Write out all entries word for word.

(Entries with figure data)
----------------

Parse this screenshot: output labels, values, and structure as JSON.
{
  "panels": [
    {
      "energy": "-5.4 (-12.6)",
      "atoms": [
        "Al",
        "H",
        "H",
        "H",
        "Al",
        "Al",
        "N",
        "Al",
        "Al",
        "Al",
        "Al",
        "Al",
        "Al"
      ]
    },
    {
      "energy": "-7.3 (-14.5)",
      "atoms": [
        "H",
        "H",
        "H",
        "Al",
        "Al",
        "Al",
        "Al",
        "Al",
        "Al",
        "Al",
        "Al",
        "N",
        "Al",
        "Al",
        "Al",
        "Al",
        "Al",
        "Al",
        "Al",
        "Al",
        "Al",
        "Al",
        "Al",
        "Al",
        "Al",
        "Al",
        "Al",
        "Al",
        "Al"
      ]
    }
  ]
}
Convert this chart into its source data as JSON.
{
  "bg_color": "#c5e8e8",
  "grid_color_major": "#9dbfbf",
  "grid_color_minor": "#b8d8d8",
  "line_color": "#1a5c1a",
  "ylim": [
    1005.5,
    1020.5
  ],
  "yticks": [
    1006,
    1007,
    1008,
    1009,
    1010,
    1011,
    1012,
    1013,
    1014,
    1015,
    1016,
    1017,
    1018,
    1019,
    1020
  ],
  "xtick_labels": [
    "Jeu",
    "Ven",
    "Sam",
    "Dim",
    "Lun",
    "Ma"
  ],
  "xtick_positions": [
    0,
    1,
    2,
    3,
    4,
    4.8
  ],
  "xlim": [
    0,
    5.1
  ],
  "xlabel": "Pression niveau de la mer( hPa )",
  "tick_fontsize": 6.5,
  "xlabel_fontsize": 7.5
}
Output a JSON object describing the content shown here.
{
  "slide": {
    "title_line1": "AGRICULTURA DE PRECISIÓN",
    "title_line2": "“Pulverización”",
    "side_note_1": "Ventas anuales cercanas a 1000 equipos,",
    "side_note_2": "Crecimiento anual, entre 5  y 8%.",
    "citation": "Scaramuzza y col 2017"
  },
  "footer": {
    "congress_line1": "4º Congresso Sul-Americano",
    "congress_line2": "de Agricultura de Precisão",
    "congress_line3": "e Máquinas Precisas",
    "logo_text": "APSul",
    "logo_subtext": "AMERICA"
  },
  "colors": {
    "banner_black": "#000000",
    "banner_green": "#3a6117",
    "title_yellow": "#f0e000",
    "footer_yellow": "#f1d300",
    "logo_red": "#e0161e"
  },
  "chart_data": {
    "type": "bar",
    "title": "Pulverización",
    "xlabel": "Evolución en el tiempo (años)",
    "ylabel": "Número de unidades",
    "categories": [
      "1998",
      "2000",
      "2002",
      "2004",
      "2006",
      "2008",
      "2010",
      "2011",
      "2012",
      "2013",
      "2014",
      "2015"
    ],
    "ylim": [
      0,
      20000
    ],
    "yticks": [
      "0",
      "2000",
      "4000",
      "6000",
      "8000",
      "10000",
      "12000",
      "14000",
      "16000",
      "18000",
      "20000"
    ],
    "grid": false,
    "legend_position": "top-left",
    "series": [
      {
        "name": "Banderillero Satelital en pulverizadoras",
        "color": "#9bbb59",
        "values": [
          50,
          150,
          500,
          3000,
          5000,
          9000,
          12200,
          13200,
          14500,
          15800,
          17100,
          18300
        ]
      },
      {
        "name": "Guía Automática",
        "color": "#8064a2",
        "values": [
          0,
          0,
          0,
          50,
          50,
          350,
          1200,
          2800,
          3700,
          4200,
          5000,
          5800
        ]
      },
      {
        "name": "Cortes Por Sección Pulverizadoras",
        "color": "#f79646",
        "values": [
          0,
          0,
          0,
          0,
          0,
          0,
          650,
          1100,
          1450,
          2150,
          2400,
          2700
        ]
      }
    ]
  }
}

----------------

> [Answer below]:
Parse this screenshot: output labels, values, and structure as JSON.
{
  "panels": [
    {
      "energy": "-5.4 (-12.6)",
      "atoms": [
        "Al",
        "H",
        "H",
        "H",
        "Al",
        "Al",
        "N",
        "Al",
        "Al",
        "Al",
        "Al",
        "Al",
        "Al"
      ]
    },
    {
      "energy": "-7.3 (-14.5)",
      "atoms": [
        "H",
        "H",
        "H",
        "Al",
        "Al",
        "Al",
        "Al",
        "Al",
        "Al",
        "Al",
        "Al",
        "N",
        "Al",
        "Al",
        "Al",
        "Al",
        "Al",
        "Al",
        "Al",
        "Al",
        "Al",
        "Al",
        "Al",
        "Al",
        "Al",
        "Al",
        "Al",
        "Al",
        "Al"
      ]
    }
  ]
}
Convert this chart into its source data as JSON.
{
  "bg_color": "#c5e8e8",
  "grid_color_major": "#9dbfbf",
  "grid_color_minor": "#b8d8d8",
  "line_color": "#1a5c1a",
  "ylim": [
    1005.5,
    1020.5
  ],
  "yticks": [
    1006,
    1007,
    1008,
    1009,
    1010,
    1011,
    1012,
    1013,
    1014,
    1015,
    1016,
    1017,
    1018,
    1019,
    1020
  ],
  "xtick_labels": [
    "Jeu",
    "Ven",
    "Sam",
    "Dim",
    "Lun",
    "Ma"
  ],
  "xtick_positions": [
    0,
    1,
    2,
    3,
    4,
    4.8
  ],
  "xlim": [
    0,
    5.1
  ],
  "xlabel": "Pression niveau de la mer( hPa )",
  "tick_fontsize": 6.5,
  "xlabel_fontsize": 7.5
}
Output a JSON object describing the content shown here.
{
  "slide": {
    "title_line1": "AGRICULTURA DE PRECISIÓN",
    "title_line2": "“Pulverización”",
    "side_note_1": "Ventas anuales cercanas a 1000 equipos,",
    "side_note_2": "Crecimiento anual, entre 5  y 8%.",
    "citation": "Scaramuzza y col 2017"
  },
  "footer": {
    "congress_line1": "4º Congresso Sul-Americano",
    "congress_line2": "de Agricultura de Precisão",
    "congress_line3": "e Máquinas Precisas",
    "logo_text": "APSul",
    "logo_subtext": "AMERICA"
  },
  "colors": {
    "banner_black": "#000000",
    "banner_green": "#3a6117",
    "title_yellow": "#f0e000",
    "footer_yellow": "#f1d300",
    "logo_red": "#e0161e"
  },
  "chart_data": {
    "type": "bar",
    "title": "Pulverización",
    "xlabel": "Evolución en el tiempo (años)",
    "ylabel": "Número de unidades",
    "categories": [
      "1998",
      "2000",
      "2002",
      "2004",
      "2006",
      "2008",
      "2010",
      "2011",
      "2012",
      "2013",
      "2014",
      "2015"
    ],
    "ylim": [
      0,
      20000
    ],
    "yticks": [
      "0",
      "2000",
      "4000",
      "6000",
      "8000",
      "10000",
      "12000",
      "14000",
      "16000",
      "18000",
      "20000"
    ],
    "grid": false,
    "legend_position": "top-left",
    "series": [
      {
        "name": "Banderillero Satelital en pulverizadoras",
        "color": "#9bbb59",
        "values": [
          50,
          150,
          500,
          3000,
          5000,
          9000,
          12200,
          13200,
          14500,
          15800,
          17100,
          18300
        ]
      },
      {
        "name": "Guía Automática",
        "color": "#8064a2",
        "values": [
          0,
          0,
          0,
          50,
          50,
          350,
          1200,
          2800,
          3700,
          4200,
          5000,
          5800
        ]
      },
      {
        "name": "Cortes Por Sección Pulverizadoras",
        "color": "#f79646",
        "values": [
          0,
          0,
          0,
          0,
          0,
          0,
          650,
          1100,
          1450,
          2150,
          2400,
          2700
        ]
      }
    ]
  }
}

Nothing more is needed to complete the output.